» **Your objective**: Please repeat each line below exactly, with no images in the copy.

(Entries from a dataset of interfaces)
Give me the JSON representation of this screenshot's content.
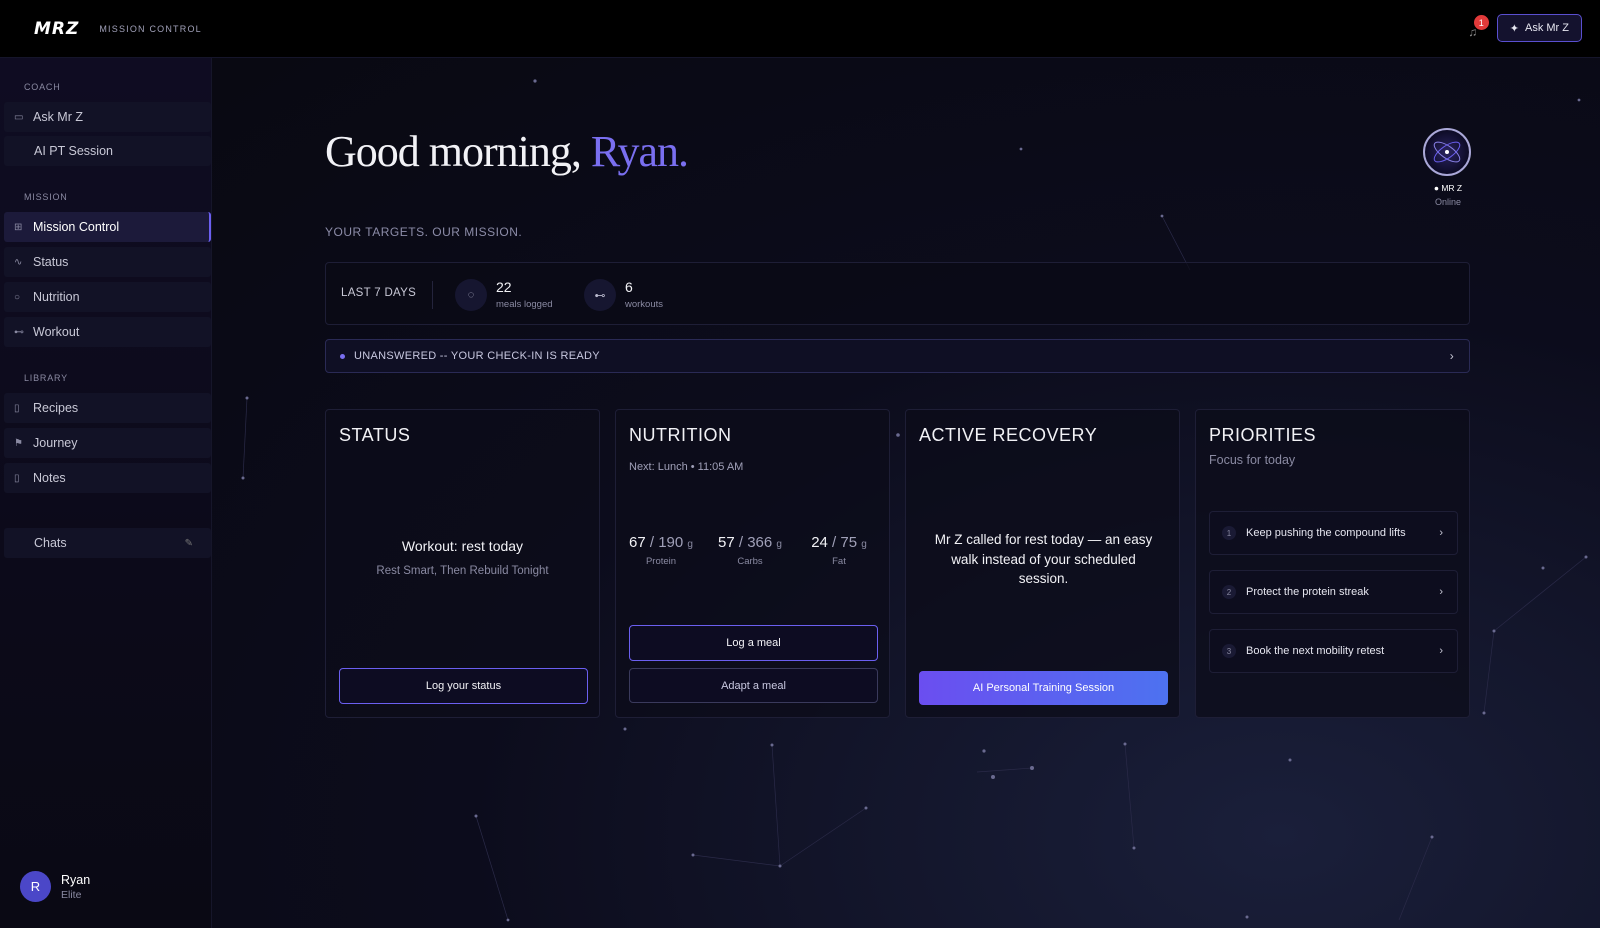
{
  "header": {
    "logo": "MRZ",
    "subtitle": "MISSION CONTROL",
    "notification_count": "1",
    "ask_button": "Ask Mr Z"
  },
  "sidebar": {
    "sections": {
      "coach": "COACH",
      "mission": "MISSION",
      "library": "LIBRARY"
    },
    "coach_items": [
      {
        "label": "Ask Mr Z",
        "icon": "chat-icon"
      },
      {
        "label": "AI PT Session",
        "icon": ""
      }
    ],
    "mission_items": [
      {
        "label": "Mission Control",
        "icon": "grid-icon"
      },
      {
        "label": "Status",
        "icon": "pulse-icon"
      },
      {
        "label": "Nutrition",
        "icon": "apple-icon"
      },
      {
        "label": "Workout",
        "icon": "dumbbell-icon"
      }
    ],
    "library_items": [
      {
        "label": "Recipes",
        "icon": "book-icon"
      },
      {
        "label": "Journey",
        "icon": "flag-icon"
      },
      {
        "label": "Notes",
        "icon": "notebook-icon"
      }
    ],
    "chats_label": "Chats",
    "user": {
      "initial": "R",
      "name": "Ryan",
      "tier": "Elite"
    }
  },
  "main": {
    "greeting": "Good morning,",
    "greeting_name": "Ryan.",
    "mrz_name": "● MR Z",
    "mrz_status": "Online",
    "tagline": "YOUR TARGETS. OUR MISSION.",
    "stats": {
      "period": "LAST 7 DAYS",
      "meals": {
        "value": "22",
        "label": "meals logged"
      },
      "workouts": {
        "value": "6",
        "label": "workouts"
      }
    },
    "checkin": "UNANSWERED -- YOUR CHECK-IN IS READY",
    "status_card": {
      "title": "STATUS",
      "headline": "Workout: rest today",
      "sub": "Rest Smart, Then Rebuild Tonight",
      "button": "Log your status"
    },
    "nutrition_card": {
      "title": "NUTRITION",
      "next": "Next: Lunch • 11:05 AM",
      "macros": [
        {
          "value": "67",
          "total": "/ 190",
          "unit": "g",
          "label": "Protein"
        },
        {
          "value": "57",
          "total": "/ 366",
          "unit": "g",
          "label": "Carbs"
        },
        {
          "value": "24",
          "total": "/ 75",
          "unit": "g",
          "label": "Fat"
        }
      ],
      "log_button": "Log a meal",
      "adapt_button": "Adapt a meal"
    },
    "recovery_card": {
      "title": "ACTIVE RECOVERY",
      "text": "Mr Z called for rest today — an easy walk instead of your scheduled session.",
      "button": "AI Personal Training Session"
    },
    "priorities_card": {
      "title": "PRIORITIES",
      "subtitle": "Focus for today",
      "items": [
        {
          "num": "1",
          "label": "Keep pushing the compound lifts"
        },
        {
          "num": "2",
          "label": "Protect the protein streak"
        },
        {
          "num": "3",
          "label": "Book the next mobility retest"
        }
      ]
    }
  },
  "colors": {
    "accent": "#6b5ff0",
    "background": "#0c0c1c",
    "alert": "#e23a3a"
  }
}
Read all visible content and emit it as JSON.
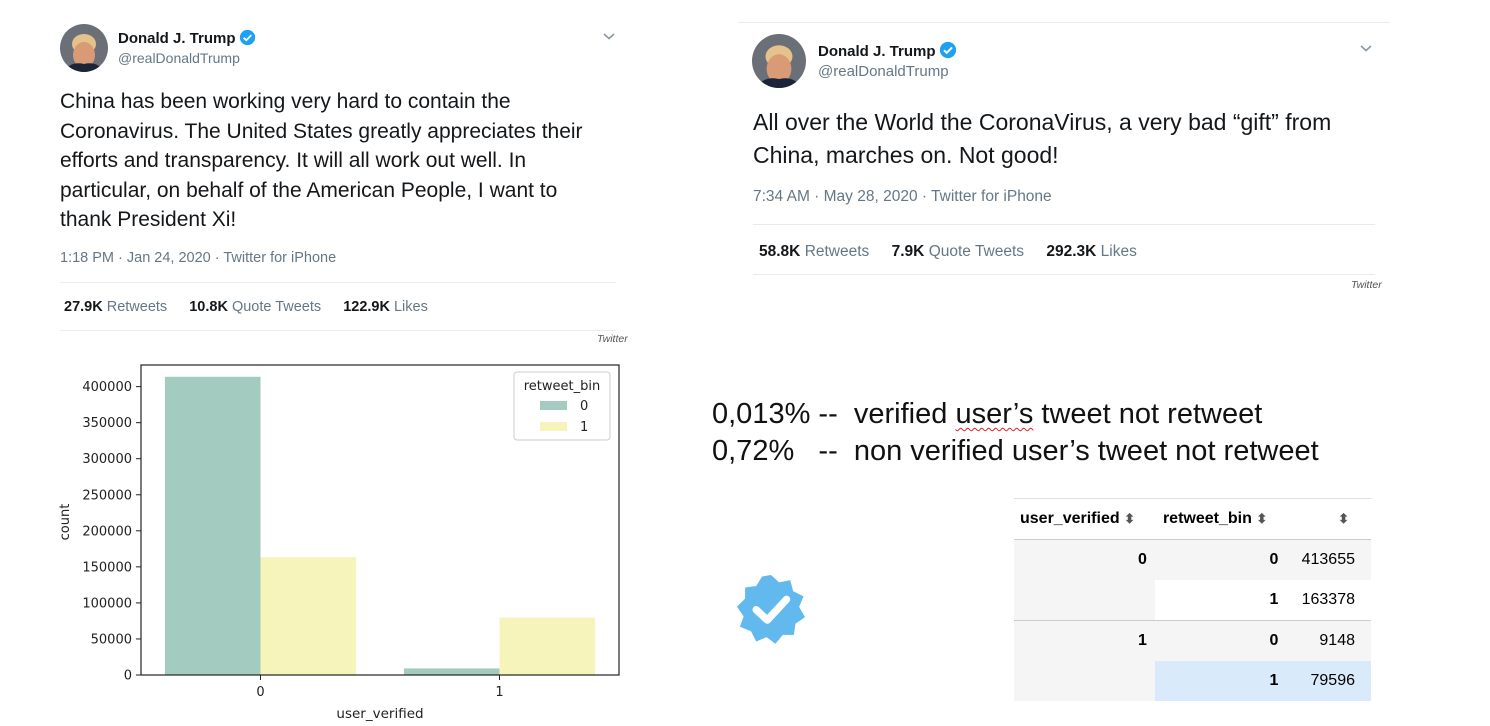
{
  "tweet1": {
    "name": "Donald J. Trump",
    "handle": "@realDonaldTrump",
    "text_lines": [
      "China has been working very hard to contain the",
      "Coronavirus. The United States greatly appreciates their",
      "efforts and transparency. It will all work out well. In",
      "particular, on behalf of the American People, I want to",
      "thank President Xi!"
    ],
    "meta": "1:18 PM · Jan 24, 2020 · Twitter for iPhone",
    "retweets": "27.9K",
    "retweets_label": "Retweets",
    "quotes": "10.8K",
    "quotes_label": "Quote Tweets",
    "likes": "122.9K",
    "likes_label": "Likes",
    "source": "Twitter"
  },
  "tweet2": {
    "name": "Donald J. Trump",
    "handle": "@realDonaldTrump",
    "text_lines": [
      "All over the World the CoronaVirus, a very bad “gift” from",
      "China, marches on. Not good!"
    ],
    "meta": "7:34 AM · May 28, 2020 · Twitter for iPhone",
    "retweets": "58.8K",
    "retweets_label": "Retweets",
    "quotes": "7.9K",
    "quotes_label": "Quote Tweets",
    "likes": "292.3K",
    "likes_label": "Likes",
    "source": "Twitter"
  },
  "annotation": {
    "line1_pct": "0,013%",
    "line1_sep": "--",
    "line1_pre": "verified",
    "line1_word": "user’s",
    "line1_post": "tweet not retweet",
    "line2_pct": "0,72%",
    "line2_sep": "--",
    "line2_text": "non verified user’s tweet not retweet"
  },
  "colors": {
    "bar_0": "#a3cbc0",
    "bar_1": "#f6f4bb",
    "verified_badge": "#62b9ee",
    "twitter_blue": "#1da1f2",
    "highlight_row": "#d9ebfb",
    "stripe": "#f5f5f5"
  },
  "table": {
    "headers": [
      "user_verified",
      "retweet_bin",
      ""
    ],
    "sort_glyph": "⬍",
    "rows": [
      {
        "user_verified": "0",
        "retweet_bin": "0",
        "count": "413655"
      },
      {
        "user_verified": "",
        "retweet_bin": "1",
        "count": "163378"
      },
      {
        "user_verified": "1",
        "retweet_bin": "0",
        "count": "9148"
      },
      {
        "user_verified": "",
        "retweet_bin": "1",
        "count": "79596"
      }
    ]
  },
  "chart_data": {
    "type": "bar",
    "categories": [
      "0",
      "1"
    ],
    "series": [
      {
        "name": "0",
        "values": [
          413655,
          9148
        ]
      },
      {
        "name": "1",
        "values": [
          163378,
          79596
        ]
      }
    ],
    "xlabel": "user_verified",
    "ylabel": "count",
    "legend_title": "retweet_bin",
    "legend_position": "top-right",
    "ylim": [
      0,
      430000
    ],
    "yticks": [
      0,
      50000,
      100000,
      150000,
      200000,
      250000,
      300000,
      350000,
      400000
    ],
    "grid": false
  }
}
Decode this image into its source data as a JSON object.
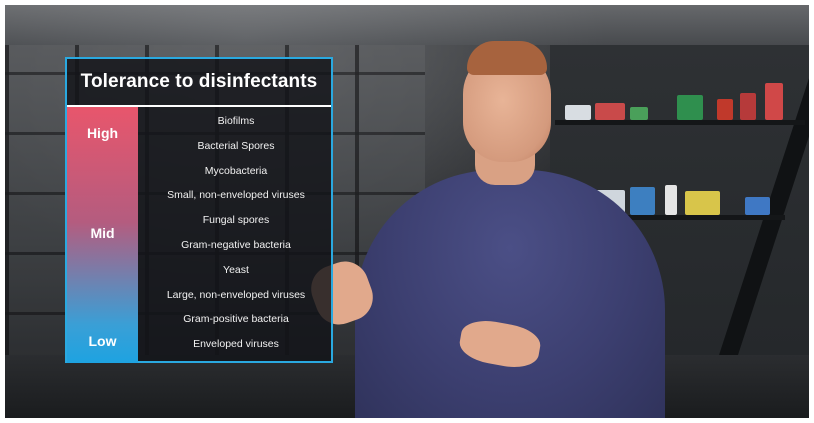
{
  "panel": {
    "title": "Tolerance to disinfectants",
    "scale": {
      "high": "High",
      "mid": "Mid",
      "low": "Low"
    },
    "items": [
      "Biofilms",
      "Bacterial Spores",
      "Mycobacteria",
      "Small, non-enveloped viruses",
      "Fungal spores",
      "Gram-negative bacteria",
      "Yeast",
      "Large, non-enveloped viruses",
      "Gram-positive bacteria",
      "Enveloped viruses"
    ]
  },
  "colors": {
    "border_accent": "#2aa9e0",
    "scale_high": "#e8566c",
    "scale_low": "#1ea3e1"
  }
}
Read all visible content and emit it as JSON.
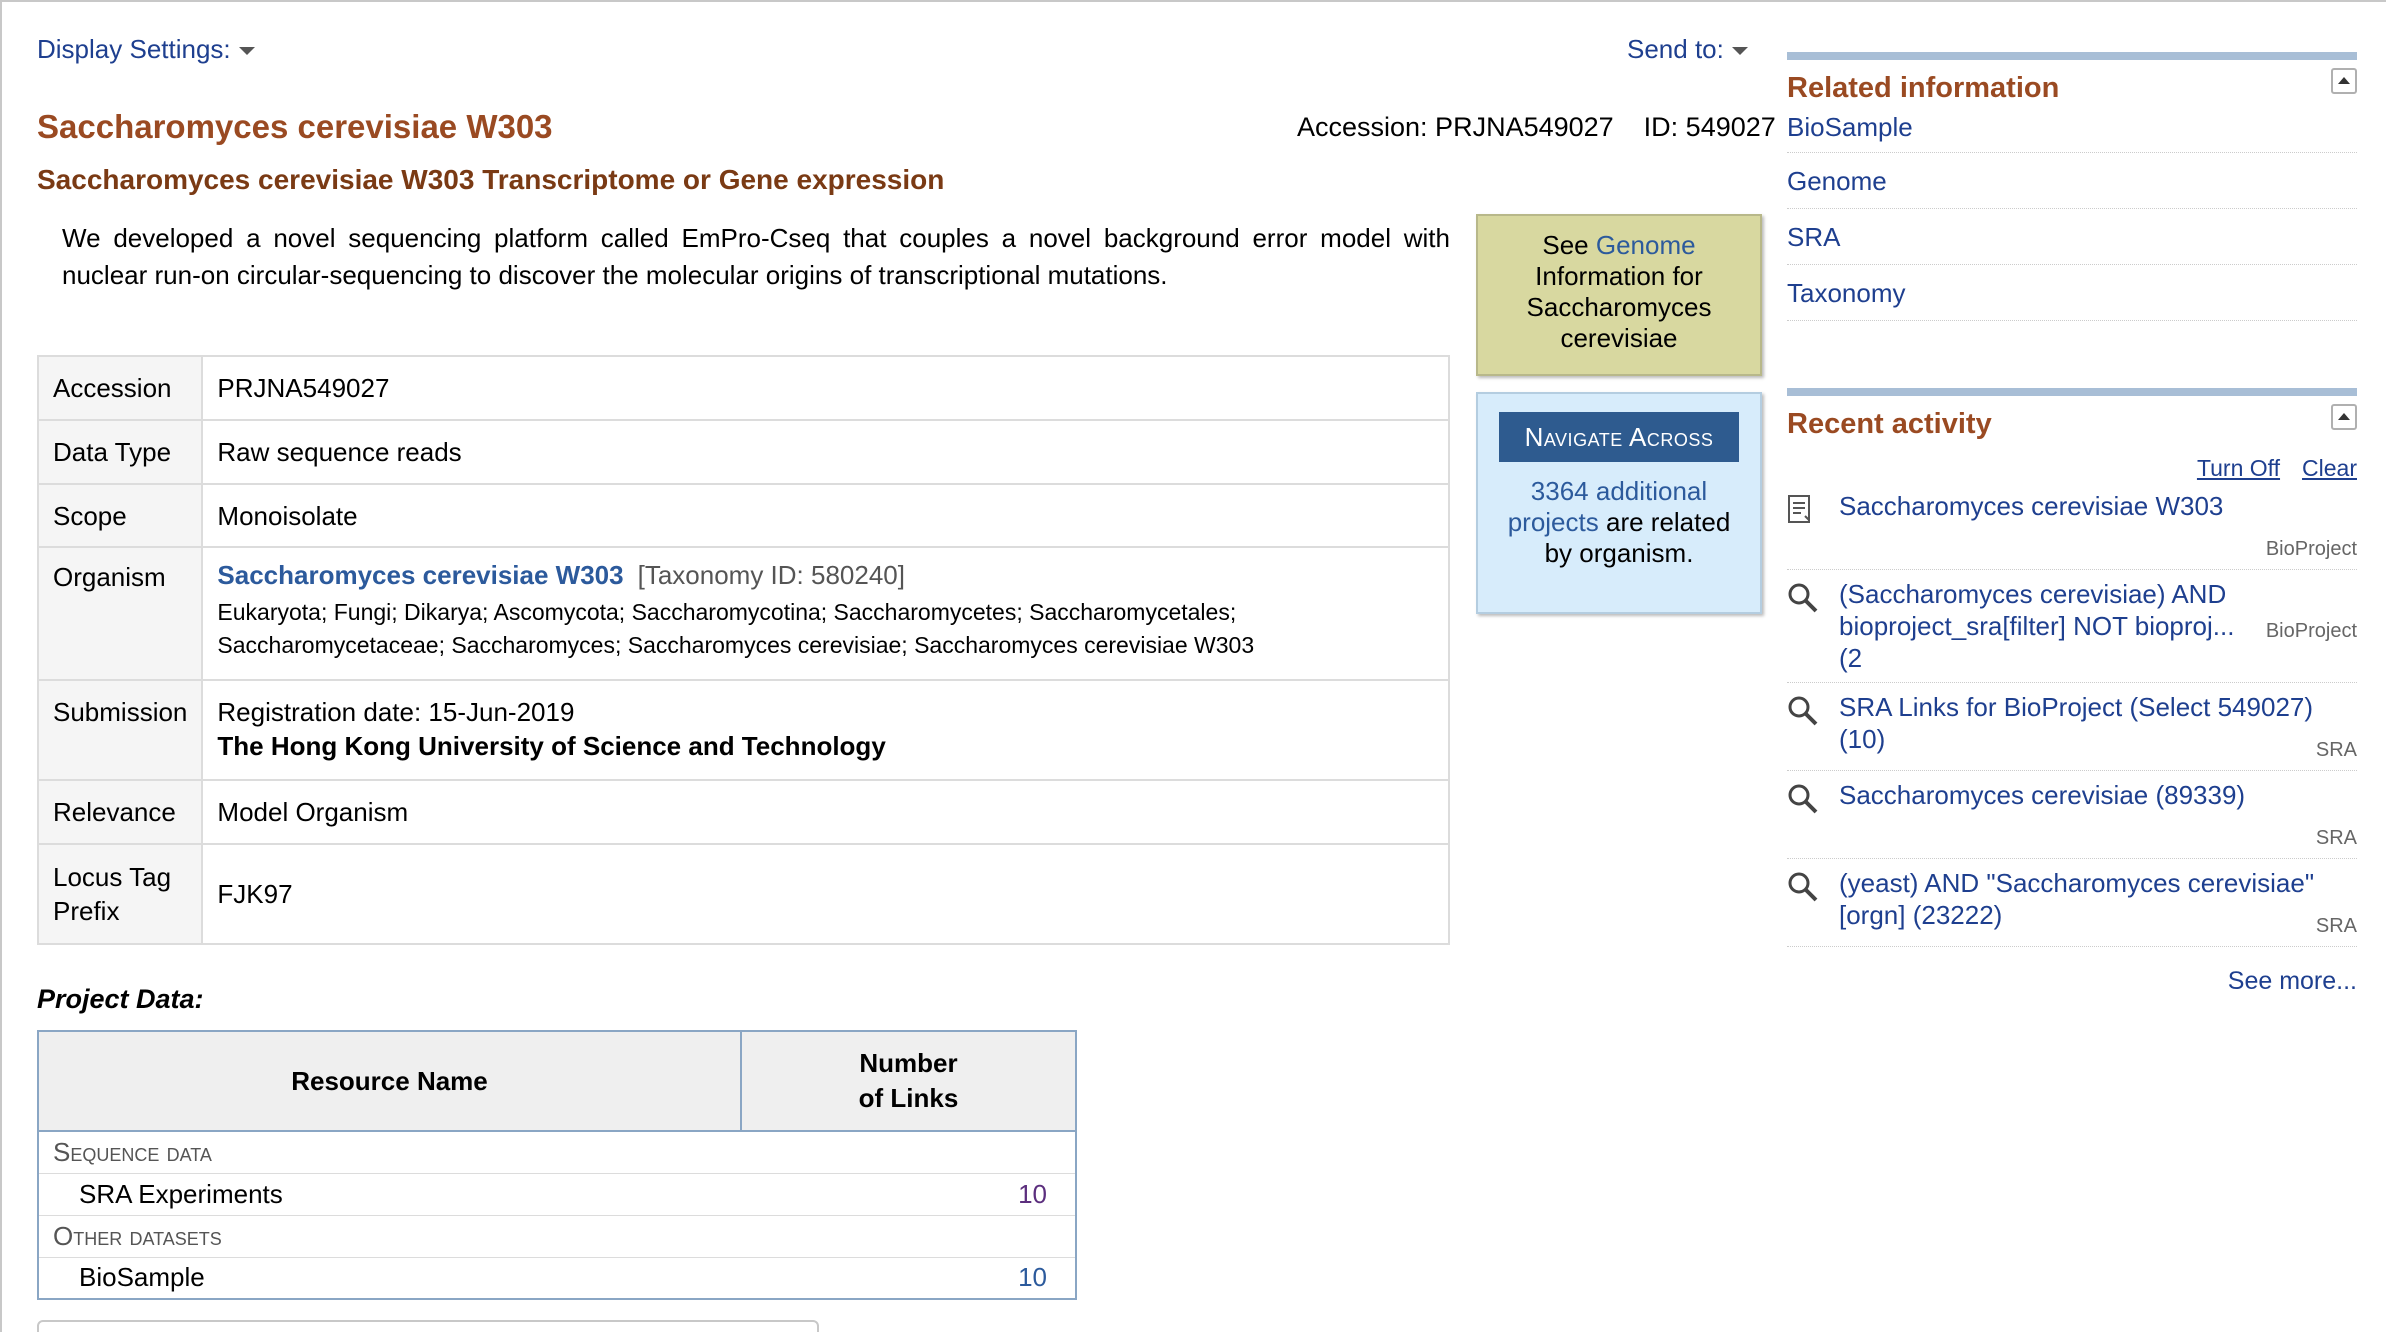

» **Solution for this exercise**:
Give me the JSON representation of this screenshot's content.
{
  "header": {
    "logo": "MRZ",
    "subtitle": "MISSION CONTROL",
    "notification_count": "1",
    "ask_button": "Ask Mr Z"
  },
  "sidebar": {
    "sections": {
      "coach": "COACH",
      "mission": "MISSION",
      "library": "LIBRARY"
    },
    "coach_items": [
      {
        "label": "Ask Mr Z",
        "icon": "chat-icon"
      },
      {
        "label": "AI PT Session",
        "icon": ""
      }
    ],
    "mission_items": [
      {
        "label": "Mission Control",
        "icon": "grid-icon"
      },
      {
        "label": "Status",
        "icon": "pulse-icon"
      },
      {
        "label": "Nutrition",
        "icon": "apple-icon"
      },
      {
        "label": "Workout",
        "icon": "dumbbell-icon"
      }
    ],
    "library_items": [
      {
        "label": "Recipes",
        "icon": "book-icon"
      },
      {
        "label": "Journey",
        "icon": "flag-icon"
      },
      {
        "label": "Notes",
        "icon": "notebook-icon"
      }
    ],
    "chats_label": "Chats",
    "user": {
      "initial": "R",
      "name": "Ryan",
      "tier": "Elite"
    }
  },
  "main": {
    "greeting": "Good morning,",
    "greeting_name": "Ryan.",
    "mrz_name": "● MR Z",
    "mrz_status": "Online",
    "tagline": "YOUR TARGETS. OUR MISSION.",
    "stats": {
      "period": "LAST 7 DAYS",
      "meals": {
        "value": "22",
        "label": "meals logged"
      },
      "workouts": {
        "value": "6",
        "label": "workouts"
      }
    },
    "checkin": "UNANSWERED -- YOUR CHECK-IN IS READY",
    "status_card": {
      "title": "STATUS",
      "headline": "Workout: rest today",
      "sub": "Rest Smart, Then Rebuild Tonight",
      "button": "Log your status"
    },
    "nutrition_card": {
      "title": "NUTRITION",
      "next": "Next: Lunch • 11:05 AM",
      "macros": [
        {
          "value": "67",
          "total": "/ 190",
          "unit": "g",
          "label": "Protein"
        },
        {
          "value": "57",
          "total": "/ 366",
          "unit": "g",
          "label": "Carbs"
        },
        {
          "value": "24",
          "total": "/ 75",
          "unit": "g",
          "label": "Fat"
        }
      ],
      "log_button": "Log a meal",
      "adapt_button": "Adapt a meal"
    },
    "recovery_card": {
      "title": "ACTIVE RECOVERY",
      "text": "Mr Z called for rest today — an easy walk instead of your scheduled session.",
      "button": "AI Personal Training Session"
    },
    "priorities_card": {
      "title": "PRIORITIES",
      "subtitle": "Focus for today",
      "items": [
        {
          "num": "1",
          "label": "Keep pushing the compound lifts"
        },
        {
          "num": "2",
          "label": "Protect the protein streak"
        },
        {
          "num": "3",
          "label": "Book the next mobility retest"
        }
      ]
    }
  },
  "colors": {
    "accent": "#6b5ff0",
    "background": "#0c0c1c",
    "alert": "#e23a3a"
  }
}
Read all visible content and emit it as JSON.
{
  "tweet1": {
    "name": "Donald J. Trump",
    "handle": "@realDonaldTrump",
    "text_lines": [
      "China has been working very hard to contain the",
      "Coronavirus. The United States greatly appreciates their",
      "efforts and transparency. It will all work out well. In",
      "particular, on behalf of the American People, I want to",
      "thank President Xi!"
    ],
    "meta": "1:18 PM · Jan 24, 2020 · Twitter for iPhone",
    "retweets": "27.9K",
    "retweets_label": "Retweets",
    "quotes": "10.8K",
    "quotes_label": "Quote Tweets",
    "likes": "122.9K",
    "likes_label": "Likes",
    "source": "Twitter"
  },
  "tweet2": {
    "name": "Donald J. Trump",
    "handle": "@realDonaldTrump",
    "text_lines": [
      "All over the World the CoronaVirus, a very bad “gift” from",
      "China, marches on. Not good!"
    ],
    "meta": "7:34 AM · May 28, 2020 · Twitter for iPhone",
    "retweets": "58.8K",
    "retweets_label": "Retweets",
    "quotes": "7.9K",
    "quotes_label": "Quote Tweets",
    "likes": "292.3K",
    "likes_label": "Likes",
    "source": "Twitter"
  },
  "annotation": {
    "line1_pct": "0,013%",
    "line1_sep": "--",
    "line1_pre": "verified",
    "line1_word": "user’s",
    "line1_post": "tweet not retweet",
    "line2_pct": "0,72%",
    "line2_sep": "--",
    "line2_text": "non verified user’s tweet not retweet"
  },
  "colors": {
    "bar_0": "#a3cbc0",
    "bar_1": "#f6f4bb",
    "verified_badge": "#62b9ee",
    "twitter_blue": "#1da1f2",
    "highlight_row": "#d9ebfb",
    "stripe": "#f5f5f5"
  },
  "table": {
    "headers": [
      "user_verified",
      "retweet_bin",
      ""
    ],
    "sort_glyph": "⬍",
    "rows": [
      {
        "user_verified": "0",
        "retweet_bin": "0",
        "count": "413655"
      },
      {
        "user_verified": "",
        "retweet_bin": "1",
        "count": "163378"
      },
      {
        "user_verified": "1",
        "retweet_bin": "0",
        "count": "9148"
      },
      {
        "user_verified": "",
        "retweet_bin": "1",
        "count": "79596"
      }
    ]
  },
  "chart_data": {
    "type": "bar",
    "categories": [
      "0",
      "1"
    ],
    "series": [
      {
        "name": "0",
        "values": [
          413655,
          9148
        ]
      },
      {
        "name": "1",
        "values": [
          163378,
          79596
        ]
      }
    ],
    "xlabel": "user_verified",
    "ylabel": "count",
    "legend_title": "retweet_bin",
    "legend_position": "top-right",
    "ylim": [
      0,
      430000
    ],
    "yticks": [
      0,
      50000,
      100000,
      150000,
      200000,
      250000,
      300000,
      350000,
      400000
    ],
    "grid": false
  }
}
Decode this image into its source data as a JSON object.
{
  "panel": {
    "title": "Tolerance to disinfectants",
    "scale": {
      "high": "High",
      "mid": "Mid",
      "low": "Low"
    },
    "items": [
      "Biofilms",
      "Bacterial Spores",
      "Mycobacteria",
      "Small, non-enveloped viruses",
      "Fungal spores",
      "Gram-negative bacteria",
      "Yeast",
      "Large, non-enveloped viruses",
      "Gram-positive bacteria",
      "Enveloped viruses"
    ]
  },
  "colors": {
    "border_accent": "#2aa9e0",
    "scale_high": "#e8566c",
    "scale_low": "#1ea3e1"
  }
}
Read all visible content and emit it as JSON.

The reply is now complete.